[start]

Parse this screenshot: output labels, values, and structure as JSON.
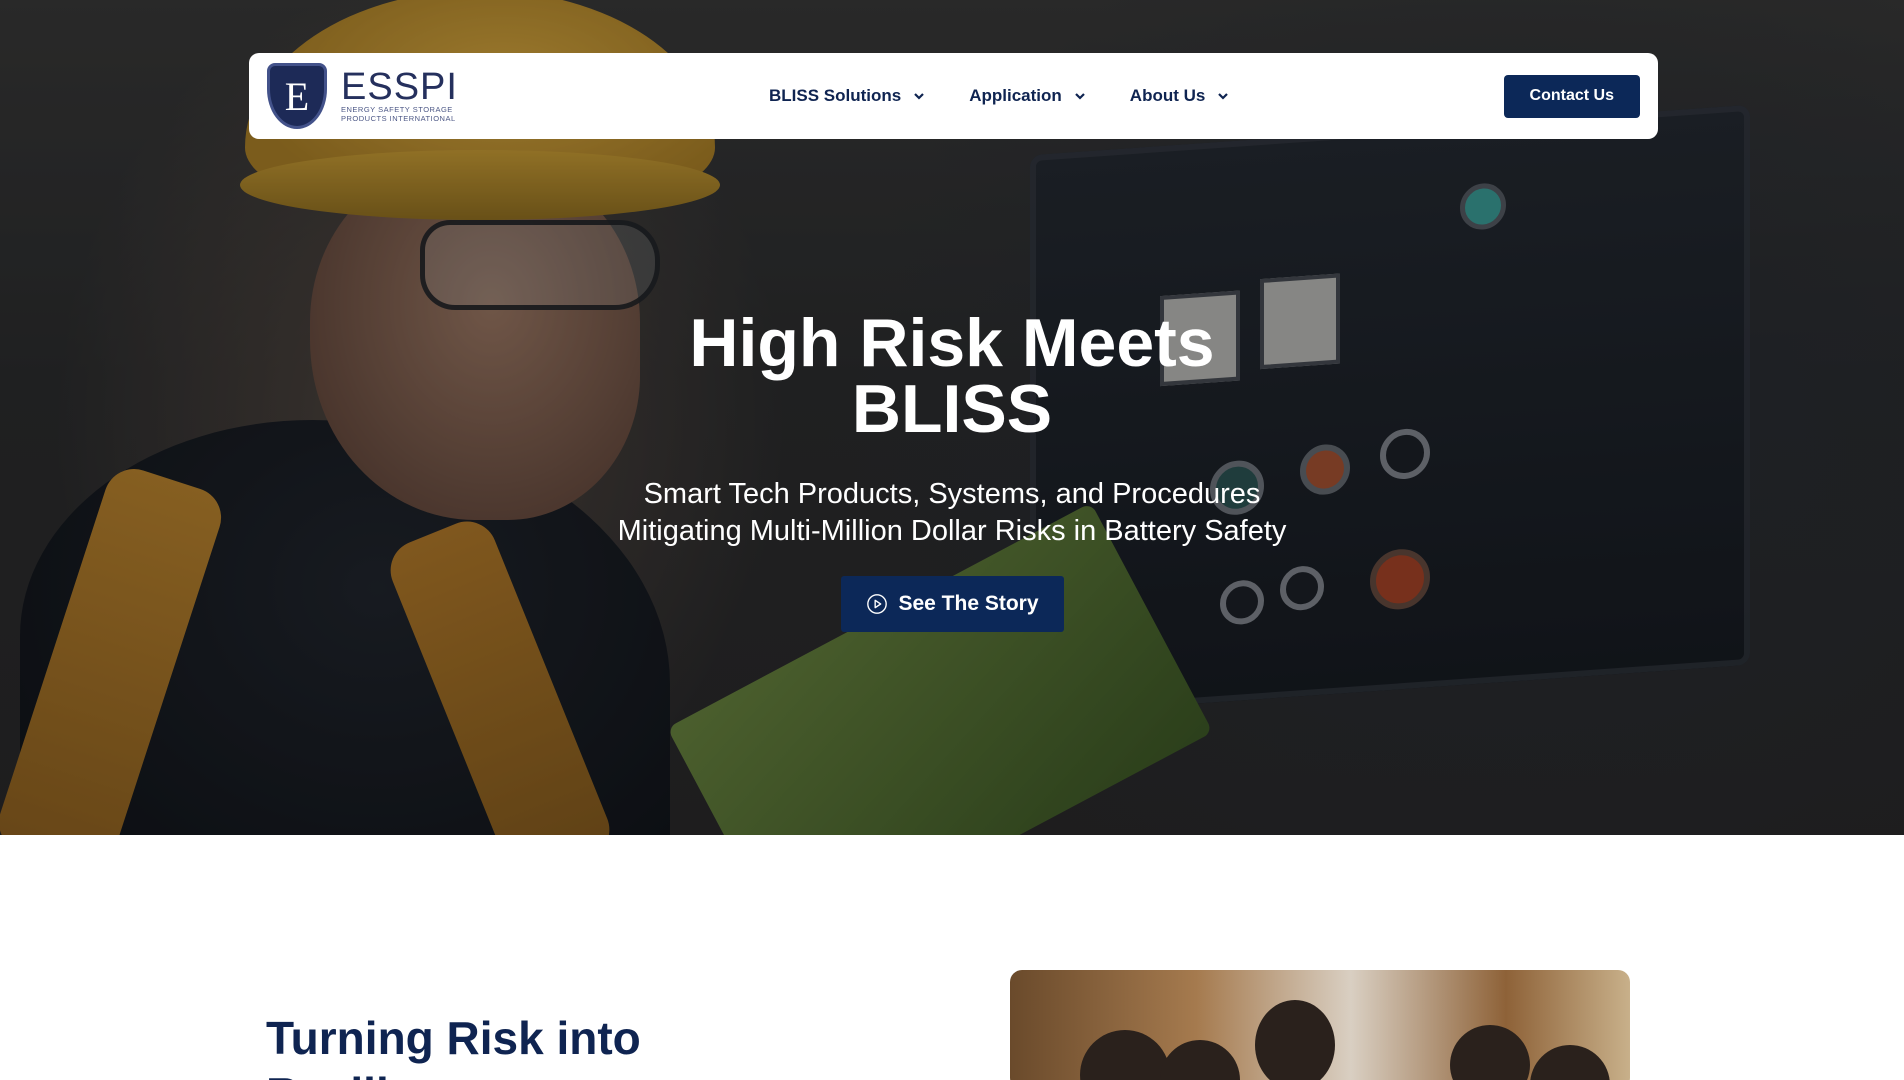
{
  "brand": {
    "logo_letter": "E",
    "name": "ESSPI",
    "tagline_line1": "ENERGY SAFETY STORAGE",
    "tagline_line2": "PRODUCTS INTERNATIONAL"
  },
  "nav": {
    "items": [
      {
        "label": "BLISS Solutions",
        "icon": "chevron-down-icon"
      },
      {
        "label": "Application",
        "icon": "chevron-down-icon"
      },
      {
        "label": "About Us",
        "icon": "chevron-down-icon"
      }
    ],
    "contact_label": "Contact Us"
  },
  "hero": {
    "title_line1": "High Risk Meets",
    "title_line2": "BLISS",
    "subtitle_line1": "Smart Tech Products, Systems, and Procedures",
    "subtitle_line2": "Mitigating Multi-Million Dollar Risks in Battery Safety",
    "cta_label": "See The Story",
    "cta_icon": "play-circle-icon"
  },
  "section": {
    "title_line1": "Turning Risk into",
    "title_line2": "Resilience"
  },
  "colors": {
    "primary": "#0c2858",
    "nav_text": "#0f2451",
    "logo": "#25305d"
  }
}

[end]
[start]

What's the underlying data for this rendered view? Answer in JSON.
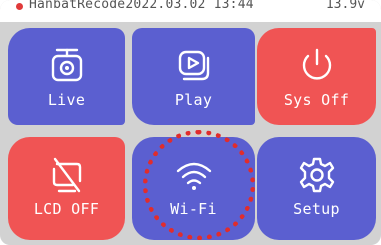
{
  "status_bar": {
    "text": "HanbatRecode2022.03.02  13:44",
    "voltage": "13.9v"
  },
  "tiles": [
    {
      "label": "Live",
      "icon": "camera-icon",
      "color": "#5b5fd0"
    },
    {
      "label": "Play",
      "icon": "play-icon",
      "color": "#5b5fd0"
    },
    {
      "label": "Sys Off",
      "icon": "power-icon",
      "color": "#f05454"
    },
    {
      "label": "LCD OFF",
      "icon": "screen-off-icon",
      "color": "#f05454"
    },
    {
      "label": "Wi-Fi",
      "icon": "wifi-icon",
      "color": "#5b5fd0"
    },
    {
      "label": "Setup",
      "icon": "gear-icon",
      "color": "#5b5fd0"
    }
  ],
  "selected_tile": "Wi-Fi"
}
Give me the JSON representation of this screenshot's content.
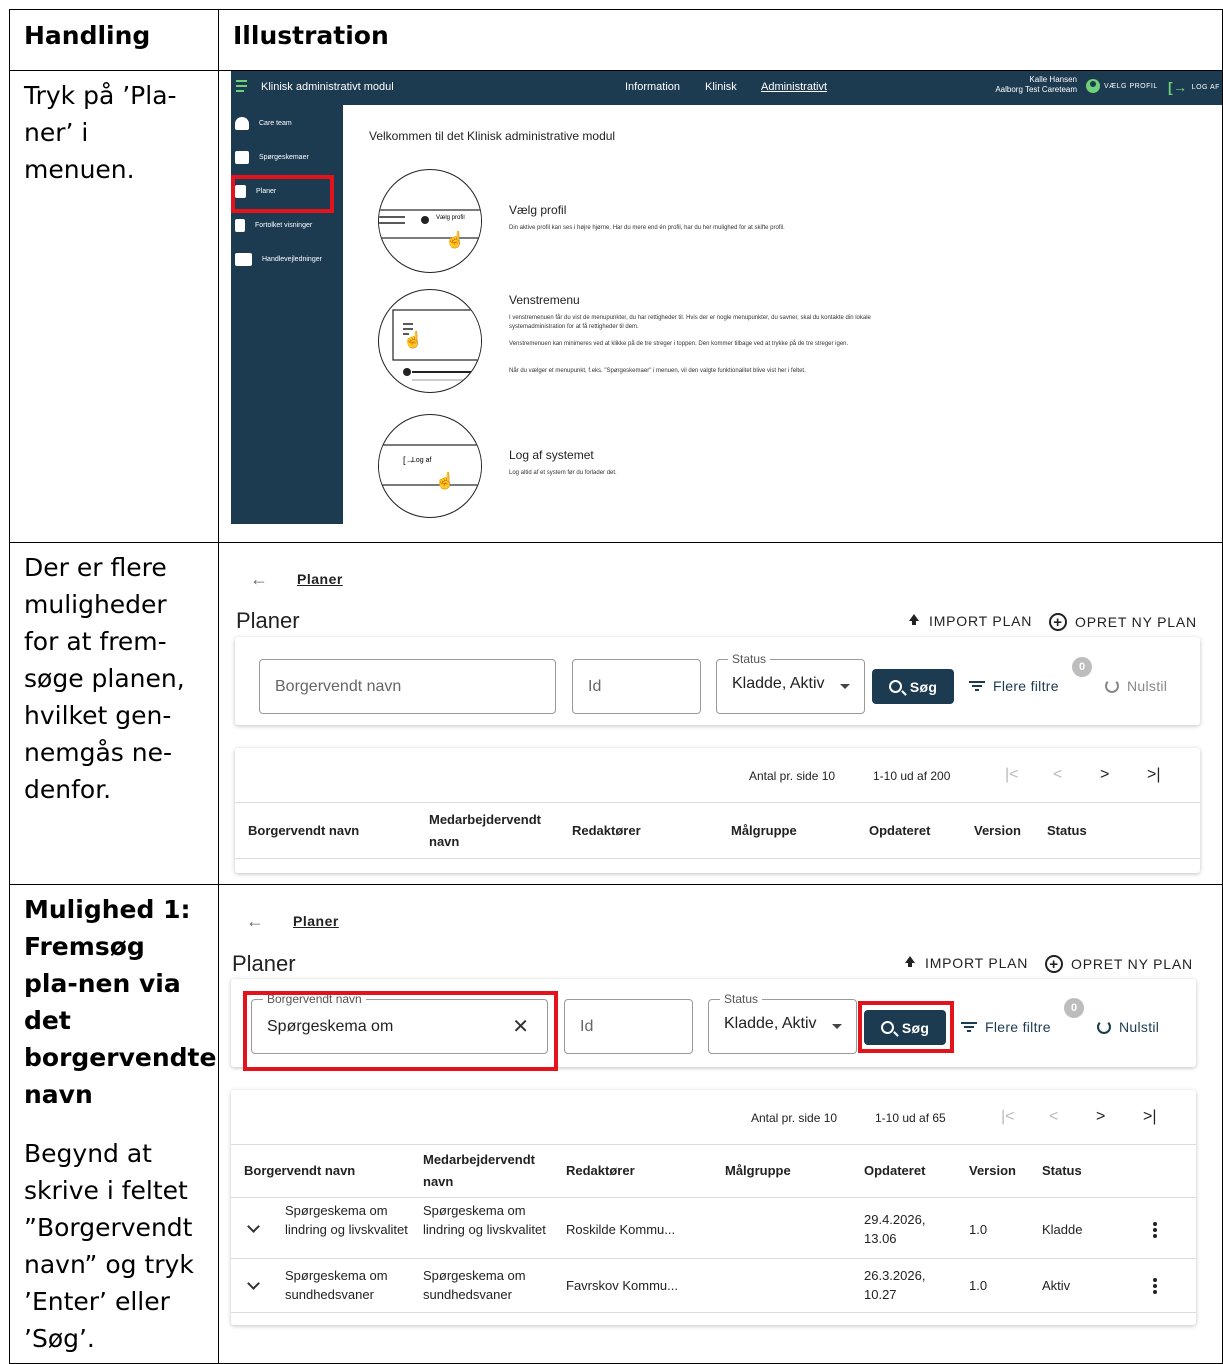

[end]

> **Given request**: Exactly as they appear, write out the lines from the one containing "What's the underlying" down to the one containing "Give me the", both included. Pictures are left out.

> **Exercise output**:
What's the underlying data for this rendered view? Answer in JSON.
{
  "status_bar": {
    "text": "HanbatRecode2022.03.02  13:44",
    "voltage": "13.9v"
  },
  "tiles": [
    {
      "label": "Live",
      "icon": "camera-icon",
      "color": "#5b5fd0"
    },
    {
      "label": "Play",
      "icon": "play-icon",
      "color": "#5b5fd0"
    },
    {
      "label": "Sys Off",
      "icon": "power-icon",
      "color": "#f05454"
    },
    {
      "label": "LCD OFF",
      "icon": "screen-off-icon",
      "color": "#f05454"
    },
    {
      "label": "Wi-Fi",
      "icon": "wifi-icon",
      "color": "#5b5fd0"
    },
    {
      "label": "Setup",
      "icon": "gear-icon",
      "color": "#5b5fd0"
    }
  ],
  "selected_tile": "Wi-Fi"
}
Give me the JSON representation of this screenshot's content.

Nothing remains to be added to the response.